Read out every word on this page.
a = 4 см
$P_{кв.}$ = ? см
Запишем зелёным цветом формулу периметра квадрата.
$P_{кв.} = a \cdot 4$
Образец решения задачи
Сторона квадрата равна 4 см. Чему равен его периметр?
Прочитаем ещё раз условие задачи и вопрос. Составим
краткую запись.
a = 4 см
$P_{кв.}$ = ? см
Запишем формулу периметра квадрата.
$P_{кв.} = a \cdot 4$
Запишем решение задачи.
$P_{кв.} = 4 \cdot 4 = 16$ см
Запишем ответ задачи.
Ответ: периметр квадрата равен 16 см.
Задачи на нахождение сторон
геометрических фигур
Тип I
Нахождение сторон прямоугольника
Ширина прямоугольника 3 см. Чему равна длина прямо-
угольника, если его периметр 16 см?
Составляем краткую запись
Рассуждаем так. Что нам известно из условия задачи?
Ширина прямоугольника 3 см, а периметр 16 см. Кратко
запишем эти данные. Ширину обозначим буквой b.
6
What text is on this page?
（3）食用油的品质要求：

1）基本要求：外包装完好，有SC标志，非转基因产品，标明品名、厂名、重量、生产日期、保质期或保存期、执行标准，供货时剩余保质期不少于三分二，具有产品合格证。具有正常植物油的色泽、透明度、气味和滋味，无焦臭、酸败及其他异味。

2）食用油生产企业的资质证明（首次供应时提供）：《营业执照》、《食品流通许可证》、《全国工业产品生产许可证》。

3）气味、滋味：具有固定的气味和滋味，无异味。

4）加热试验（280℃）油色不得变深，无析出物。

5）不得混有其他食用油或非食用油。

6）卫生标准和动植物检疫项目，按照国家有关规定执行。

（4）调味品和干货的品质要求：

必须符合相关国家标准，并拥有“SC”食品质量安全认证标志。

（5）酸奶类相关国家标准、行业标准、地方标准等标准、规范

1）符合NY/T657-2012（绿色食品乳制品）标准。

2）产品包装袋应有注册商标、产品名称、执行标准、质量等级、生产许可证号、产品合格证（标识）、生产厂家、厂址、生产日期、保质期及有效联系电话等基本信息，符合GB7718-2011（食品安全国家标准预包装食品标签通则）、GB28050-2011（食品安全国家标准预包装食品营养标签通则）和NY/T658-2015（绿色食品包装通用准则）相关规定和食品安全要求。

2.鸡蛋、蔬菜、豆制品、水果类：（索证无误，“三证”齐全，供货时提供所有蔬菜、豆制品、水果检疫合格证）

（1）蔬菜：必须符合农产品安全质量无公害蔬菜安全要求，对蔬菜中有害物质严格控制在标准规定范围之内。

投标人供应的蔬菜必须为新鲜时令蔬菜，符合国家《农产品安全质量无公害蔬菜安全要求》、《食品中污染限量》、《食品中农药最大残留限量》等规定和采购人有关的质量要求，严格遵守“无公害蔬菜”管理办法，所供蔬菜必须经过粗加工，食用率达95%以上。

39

********************

WRITTEN REQUEST:
Return exactly the lines from the one containing "What text is on this page?" through the last line of the records above, both included, and nothing else.

REPLY:
What text is on this page?
（3）食用油的品质要求：

1）基本要求：外包装完好，有SC标志，非转基因产品，标明品名、厂名、重量、生产日期、保质期或保存期、执行标准，供货时剩余保质期不少于三分二，具有产品合格证。具有正常植物油的色泽、透明度、气味和滋味，无焦臭、酸败及其他异味。

2）食用油生产企业的资质证明（首次供应时提供）：《营业执照》、《食品流通许可证》、《全国工业产品生产许可证》。

3）气味、滋味：具有固定的气味和滋味，无异味。

4）加热试验（280℃）油色不得变深，无析出物。

5）不得混有其他食用油或非食用油。

6）卫生标准和动植物检疫项目，按照国家有关规定执行。

（4）调味品和干货的品质要求：

必须符合相关国家标准，并拥有“SC”食品质量安全认证标志。

（5）酸奶类相关国家标准、行业标准、地方标准等标准、规范

1）符合NY/T657-2012（绿色食品乳制品）标准。

2）产品包装袋应有注册商标、产品名称、执行标准、质量等级、生产许可证号、产品合格证（标识）、生产厂家、厂址、生产日期、保质期及有效联系电话等基本信息，符合GB7718-2011（食品安全国家标准预包装食品标签通则）、GB28050-2011（食品安全国家标准预包装食品营养标签通则）和NY/T658-2015（绿色食品包装通用准则）相关规定和食品安全要求。

2.鸡蛋、蔬菜、豆制品、水果类：（索证无误，“三证”齐全，供货时提供所有蔬菜、豆制品、水果检疫合格证）

（1）蔬菜：必须符合农产品安全质量无公害蔬菜安全要求，对蔬菜中有害物质严格控制在标准规定范围之内。

投标人供应的蔬菜必须为新鲜时令蔬菜，符合国家《农产品安全质量无公害蔬菜安全要求》、《食品中污染限量》、《食品中农药最大残留限量》等规定和采购人有关的质量要求，严格遵守“无公害蔬菜”管理办法，所供蔬菜必须经过粗加工，食用率达95%以上。

39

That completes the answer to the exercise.